● Given problem: Pull out every line with the word "title" from the entries below.

Figure record listings:
>>>>>

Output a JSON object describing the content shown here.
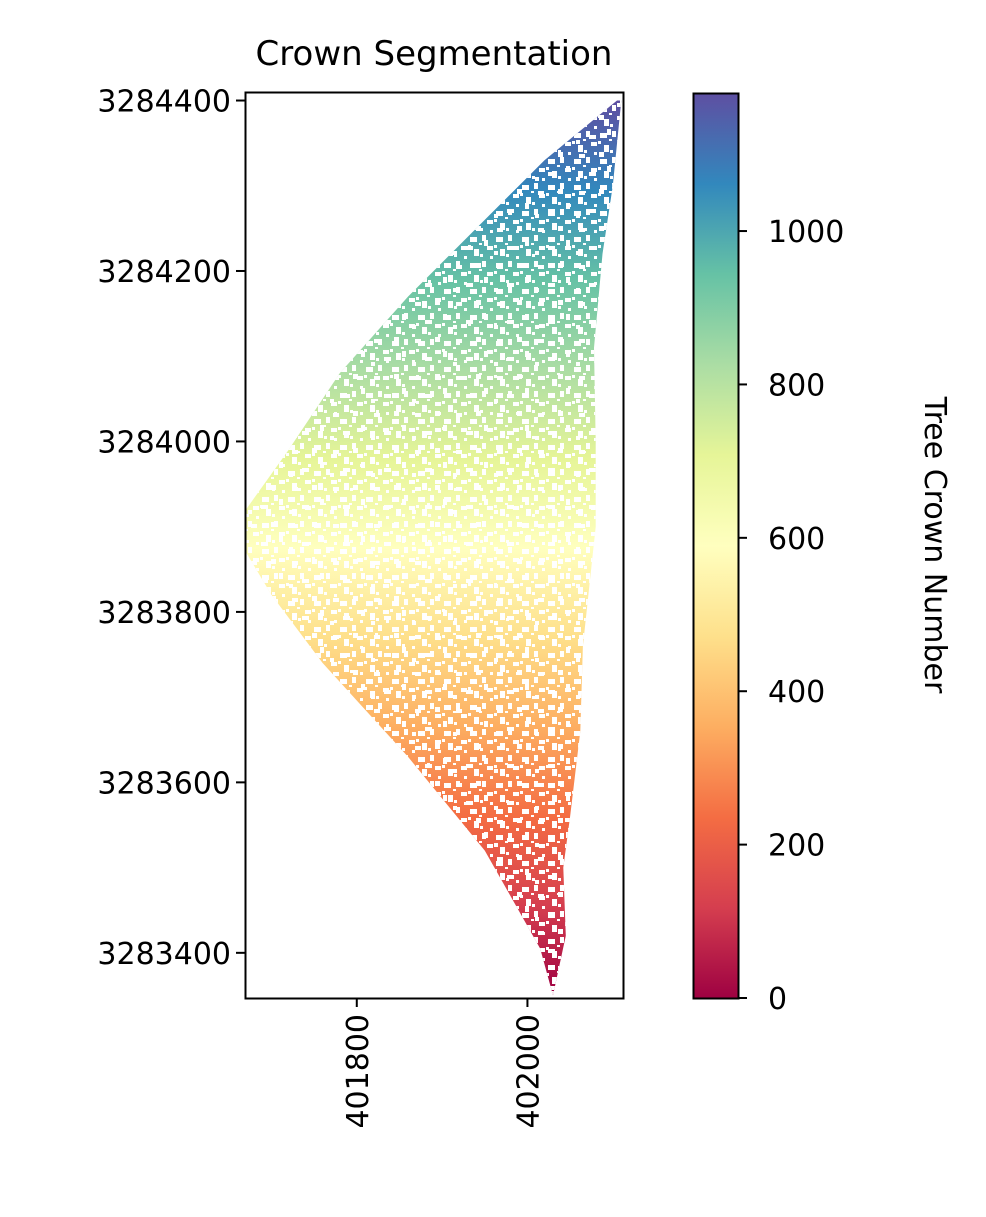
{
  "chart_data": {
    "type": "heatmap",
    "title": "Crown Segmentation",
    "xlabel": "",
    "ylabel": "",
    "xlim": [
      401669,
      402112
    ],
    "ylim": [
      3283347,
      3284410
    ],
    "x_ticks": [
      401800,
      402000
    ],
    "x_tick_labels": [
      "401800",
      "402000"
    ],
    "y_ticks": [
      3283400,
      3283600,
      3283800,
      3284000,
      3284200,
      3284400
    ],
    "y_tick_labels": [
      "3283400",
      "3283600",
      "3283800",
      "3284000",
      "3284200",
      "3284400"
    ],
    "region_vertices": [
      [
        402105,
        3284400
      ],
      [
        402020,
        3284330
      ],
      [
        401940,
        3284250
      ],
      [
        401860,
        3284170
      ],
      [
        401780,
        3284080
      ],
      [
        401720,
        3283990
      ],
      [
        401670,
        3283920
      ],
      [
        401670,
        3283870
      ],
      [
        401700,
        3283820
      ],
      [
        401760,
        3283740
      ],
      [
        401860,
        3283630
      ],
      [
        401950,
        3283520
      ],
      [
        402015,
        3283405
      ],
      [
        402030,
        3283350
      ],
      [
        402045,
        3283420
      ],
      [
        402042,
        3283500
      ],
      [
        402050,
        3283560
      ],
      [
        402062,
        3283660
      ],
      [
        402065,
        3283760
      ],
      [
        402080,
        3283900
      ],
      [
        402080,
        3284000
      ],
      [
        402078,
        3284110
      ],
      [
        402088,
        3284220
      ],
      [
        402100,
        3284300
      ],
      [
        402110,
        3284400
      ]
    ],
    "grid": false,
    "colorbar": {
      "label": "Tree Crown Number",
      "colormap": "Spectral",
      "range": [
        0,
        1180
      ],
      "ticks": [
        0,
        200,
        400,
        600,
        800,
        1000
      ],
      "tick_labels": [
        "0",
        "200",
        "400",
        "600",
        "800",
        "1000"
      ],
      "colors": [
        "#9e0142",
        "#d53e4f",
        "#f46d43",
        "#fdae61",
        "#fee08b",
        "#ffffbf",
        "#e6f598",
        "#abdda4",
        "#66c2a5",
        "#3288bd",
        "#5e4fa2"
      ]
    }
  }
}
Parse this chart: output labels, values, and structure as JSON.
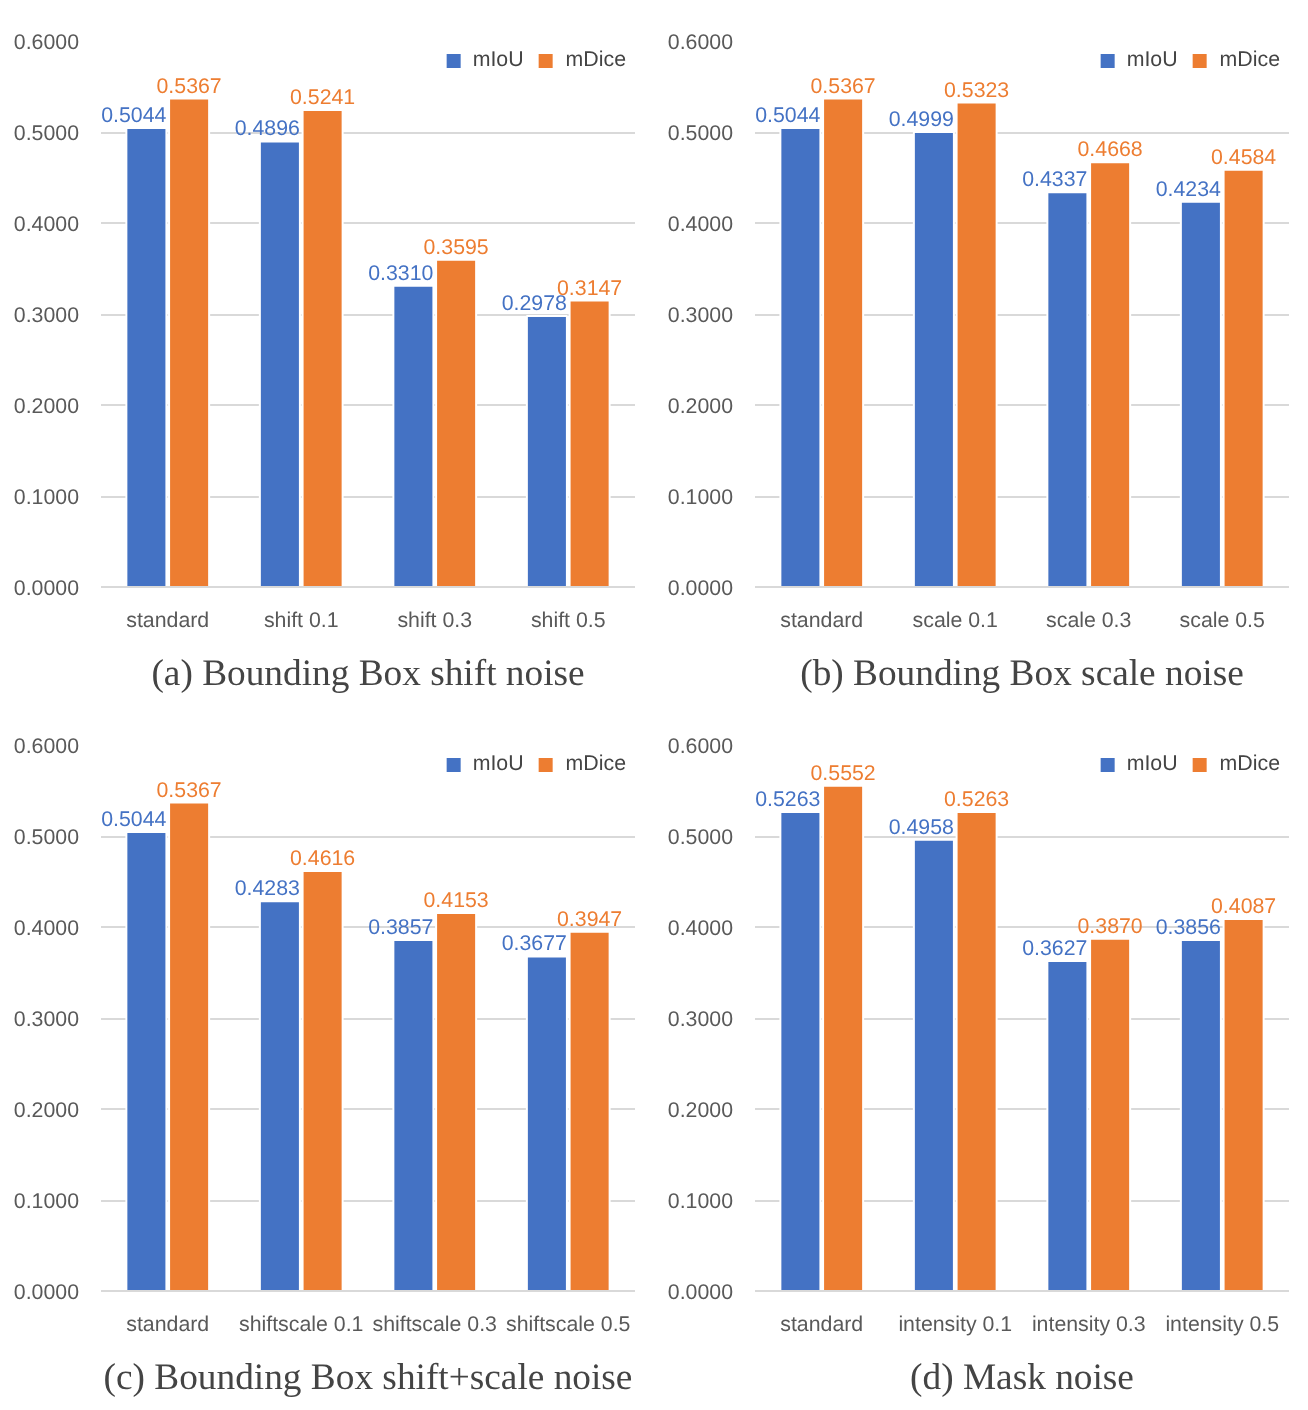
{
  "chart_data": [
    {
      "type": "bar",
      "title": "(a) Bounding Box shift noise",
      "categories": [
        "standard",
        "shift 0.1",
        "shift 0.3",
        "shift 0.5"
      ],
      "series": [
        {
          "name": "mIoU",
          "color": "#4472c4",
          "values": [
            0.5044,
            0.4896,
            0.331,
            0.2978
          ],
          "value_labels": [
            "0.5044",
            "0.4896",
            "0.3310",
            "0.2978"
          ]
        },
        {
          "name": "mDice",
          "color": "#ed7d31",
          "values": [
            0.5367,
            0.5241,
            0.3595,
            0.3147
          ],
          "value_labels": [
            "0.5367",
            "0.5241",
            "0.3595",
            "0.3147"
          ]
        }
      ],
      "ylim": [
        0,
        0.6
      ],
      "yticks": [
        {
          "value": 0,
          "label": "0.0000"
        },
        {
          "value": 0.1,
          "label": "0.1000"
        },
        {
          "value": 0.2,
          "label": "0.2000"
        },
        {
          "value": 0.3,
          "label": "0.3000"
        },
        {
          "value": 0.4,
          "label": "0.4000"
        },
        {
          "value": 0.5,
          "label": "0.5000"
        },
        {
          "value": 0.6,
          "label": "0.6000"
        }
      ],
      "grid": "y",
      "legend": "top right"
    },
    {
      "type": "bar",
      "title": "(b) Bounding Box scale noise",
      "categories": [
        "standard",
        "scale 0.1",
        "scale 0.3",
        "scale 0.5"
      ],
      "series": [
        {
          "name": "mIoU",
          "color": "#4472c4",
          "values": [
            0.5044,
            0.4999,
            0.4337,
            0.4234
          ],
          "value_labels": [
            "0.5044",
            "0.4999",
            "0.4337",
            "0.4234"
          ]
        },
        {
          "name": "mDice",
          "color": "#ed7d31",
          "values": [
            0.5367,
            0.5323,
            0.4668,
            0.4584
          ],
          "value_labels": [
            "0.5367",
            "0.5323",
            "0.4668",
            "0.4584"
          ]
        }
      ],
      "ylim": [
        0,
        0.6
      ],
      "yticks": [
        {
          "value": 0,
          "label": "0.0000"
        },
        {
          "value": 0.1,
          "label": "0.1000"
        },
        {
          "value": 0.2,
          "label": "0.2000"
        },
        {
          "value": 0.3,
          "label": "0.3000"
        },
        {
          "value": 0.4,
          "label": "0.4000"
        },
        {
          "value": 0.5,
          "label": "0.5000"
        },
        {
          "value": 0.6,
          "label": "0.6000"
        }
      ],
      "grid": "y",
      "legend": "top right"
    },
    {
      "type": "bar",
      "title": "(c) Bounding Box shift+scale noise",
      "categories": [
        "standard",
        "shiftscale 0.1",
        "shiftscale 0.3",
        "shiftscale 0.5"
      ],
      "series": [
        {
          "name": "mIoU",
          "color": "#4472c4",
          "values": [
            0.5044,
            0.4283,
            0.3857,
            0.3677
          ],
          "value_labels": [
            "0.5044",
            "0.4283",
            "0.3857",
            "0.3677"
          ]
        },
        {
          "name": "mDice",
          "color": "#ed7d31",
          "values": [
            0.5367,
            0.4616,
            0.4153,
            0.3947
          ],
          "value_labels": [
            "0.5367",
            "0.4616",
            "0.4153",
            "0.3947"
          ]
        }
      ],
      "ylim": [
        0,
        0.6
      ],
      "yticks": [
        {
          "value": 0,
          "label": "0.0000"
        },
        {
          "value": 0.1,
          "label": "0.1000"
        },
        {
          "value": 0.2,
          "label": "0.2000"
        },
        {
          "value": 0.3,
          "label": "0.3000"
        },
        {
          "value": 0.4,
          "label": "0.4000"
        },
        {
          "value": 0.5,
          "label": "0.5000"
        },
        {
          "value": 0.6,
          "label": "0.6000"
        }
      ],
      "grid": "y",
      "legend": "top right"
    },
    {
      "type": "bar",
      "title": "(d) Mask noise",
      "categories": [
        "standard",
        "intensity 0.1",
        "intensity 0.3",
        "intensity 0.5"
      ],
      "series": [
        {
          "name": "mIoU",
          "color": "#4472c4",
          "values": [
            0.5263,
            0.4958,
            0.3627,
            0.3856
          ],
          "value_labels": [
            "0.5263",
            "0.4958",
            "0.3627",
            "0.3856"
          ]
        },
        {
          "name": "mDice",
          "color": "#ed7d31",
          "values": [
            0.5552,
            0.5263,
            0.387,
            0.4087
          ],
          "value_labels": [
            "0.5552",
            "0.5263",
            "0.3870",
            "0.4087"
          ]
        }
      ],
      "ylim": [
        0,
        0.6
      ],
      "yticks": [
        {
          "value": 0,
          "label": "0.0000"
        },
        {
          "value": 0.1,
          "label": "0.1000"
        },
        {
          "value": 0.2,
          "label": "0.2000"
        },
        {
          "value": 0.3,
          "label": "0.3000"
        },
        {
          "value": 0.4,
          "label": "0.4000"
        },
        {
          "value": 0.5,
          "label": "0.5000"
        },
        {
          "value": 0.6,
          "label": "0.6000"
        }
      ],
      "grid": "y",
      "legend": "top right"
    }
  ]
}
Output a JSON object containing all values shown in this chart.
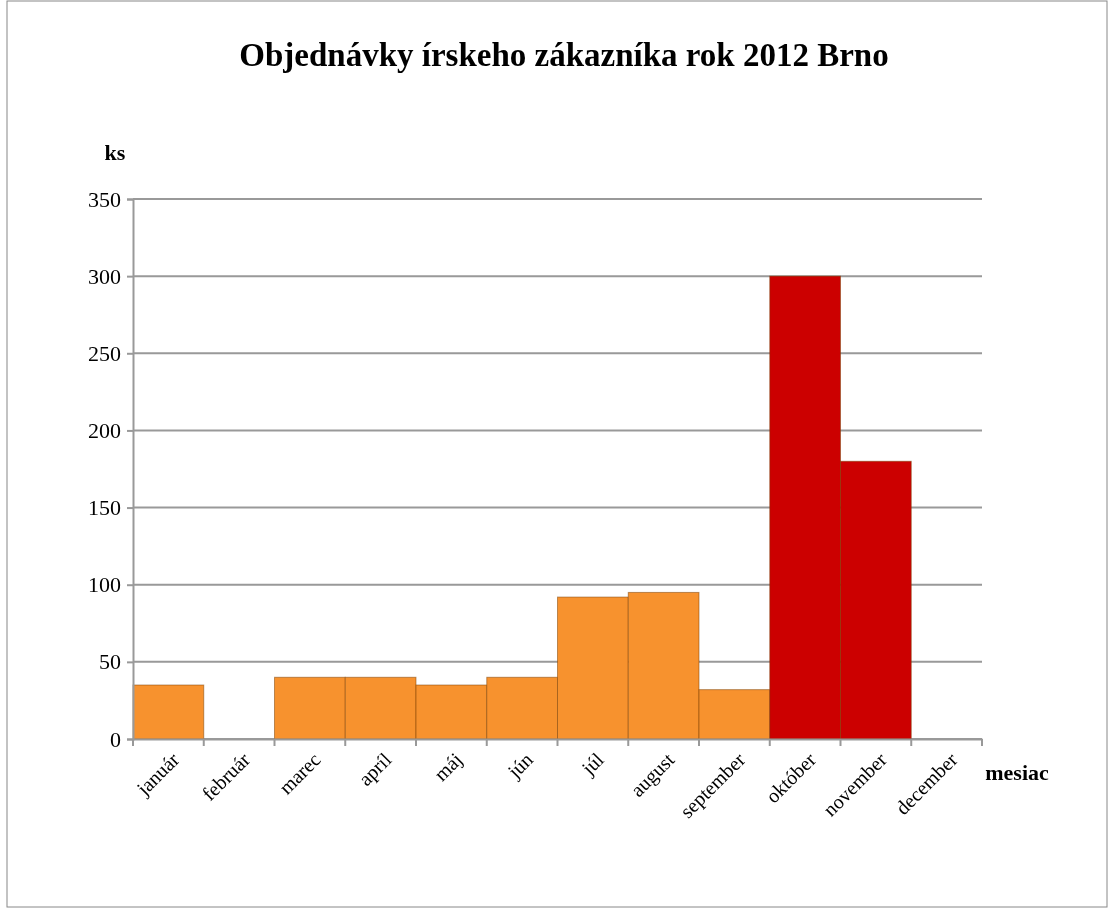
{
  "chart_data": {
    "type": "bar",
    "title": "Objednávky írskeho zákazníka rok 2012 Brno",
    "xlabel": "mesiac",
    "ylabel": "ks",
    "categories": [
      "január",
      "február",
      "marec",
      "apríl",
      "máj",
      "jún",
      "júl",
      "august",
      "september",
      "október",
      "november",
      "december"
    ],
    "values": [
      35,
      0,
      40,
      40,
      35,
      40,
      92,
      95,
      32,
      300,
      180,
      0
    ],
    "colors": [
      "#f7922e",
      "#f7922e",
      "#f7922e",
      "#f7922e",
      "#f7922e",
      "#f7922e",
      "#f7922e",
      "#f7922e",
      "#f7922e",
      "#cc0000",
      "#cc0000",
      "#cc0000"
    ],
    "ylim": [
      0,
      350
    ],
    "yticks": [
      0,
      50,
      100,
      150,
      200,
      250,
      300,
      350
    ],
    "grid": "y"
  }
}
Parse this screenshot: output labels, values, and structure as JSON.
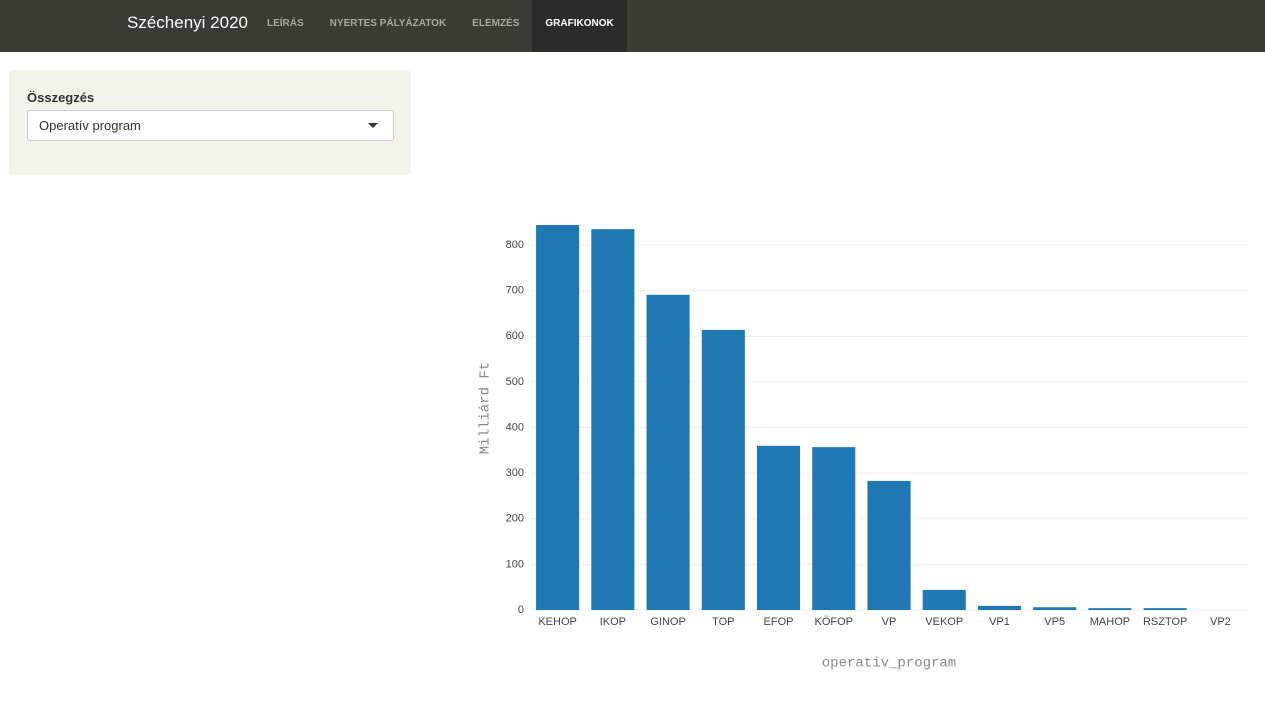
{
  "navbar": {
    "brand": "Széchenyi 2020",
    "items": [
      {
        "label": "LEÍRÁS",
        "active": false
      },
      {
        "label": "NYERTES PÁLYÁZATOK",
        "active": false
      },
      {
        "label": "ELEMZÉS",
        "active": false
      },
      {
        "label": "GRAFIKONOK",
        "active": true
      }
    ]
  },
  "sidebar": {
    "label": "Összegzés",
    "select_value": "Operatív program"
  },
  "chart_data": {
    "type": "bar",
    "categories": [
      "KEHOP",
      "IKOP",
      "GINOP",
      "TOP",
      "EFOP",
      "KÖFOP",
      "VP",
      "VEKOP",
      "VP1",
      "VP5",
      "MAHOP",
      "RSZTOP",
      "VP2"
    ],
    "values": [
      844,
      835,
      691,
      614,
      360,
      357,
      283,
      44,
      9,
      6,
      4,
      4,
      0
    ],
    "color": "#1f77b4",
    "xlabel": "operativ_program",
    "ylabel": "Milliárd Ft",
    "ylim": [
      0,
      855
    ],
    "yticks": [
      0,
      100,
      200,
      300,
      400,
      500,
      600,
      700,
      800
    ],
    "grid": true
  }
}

<<<<<

● Exercise output:
    "title": "Crown Segmentation",
      "title": "(a) Bounding Box shift noise",
      "title": "(b) Bounding Box scale noise",
      "title": "(c) Bounding Box shift+scale noise",
      "title": "(d) Mask noise",
    "title": "Objednávky írskeho zákazníka rok 2012 Brno",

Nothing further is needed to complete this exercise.